- GIVEN EXERCISE
Can you quote the records below in full, word for word?

◇ ◇ ◇ ◇ ◇ ◇ ◇

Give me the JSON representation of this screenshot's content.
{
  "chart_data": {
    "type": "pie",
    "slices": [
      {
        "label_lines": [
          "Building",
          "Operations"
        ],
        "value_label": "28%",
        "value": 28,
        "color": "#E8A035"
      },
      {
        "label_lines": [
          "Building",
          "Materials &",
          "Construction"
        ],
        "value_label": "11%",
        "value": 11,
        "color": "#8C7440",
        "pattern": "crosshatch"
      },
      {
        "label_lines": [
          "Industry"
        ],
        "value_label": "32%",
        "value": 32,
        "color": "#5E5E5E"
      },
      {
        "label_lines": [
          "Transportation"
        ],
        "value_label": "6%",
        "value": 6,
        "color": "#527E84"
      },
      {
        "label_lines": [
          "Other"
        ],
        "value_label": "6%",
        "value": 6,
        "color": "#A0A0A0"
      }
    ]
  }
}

◇ ◇ ◇ ◇ ◇ ◇ ◇

- OUTPUT OF THE TASK
Give me the JSON representation of this screenshot's content.
{
  "chart_data": {
    "type": "pie",
    "slices": [
      {
        "label_lines": [
          "Building",
          "Operations"
        ],
        "value_label": "28%",
        "value": 28,
        "color": "#E8A035"
      },
      {
        "label_lines": [
          "Building",
          "Materials &",
          "Construction"
        ],
        "value_label": "11%",
        "value": 11,
        "color": "#8C7440",
        "pattern": "crosshatch"
      },
      {
        "label_lines": [
          "Industry"
        ],
        "value_label": "32%",
        "value": 32,
        "color": "#5E5E5E"
      },
      {
        "label_lines": [
          "Transportation"
        ],
        "value_label": "6%",
        "value": 6,
        "color": "#527E84"
      },
      {
        "label_lines": [
          "Other"
        ],
        "value_label": "6%",
        "value": 6,
        "color": "#A0A0A0"
      }
    ]
  }
}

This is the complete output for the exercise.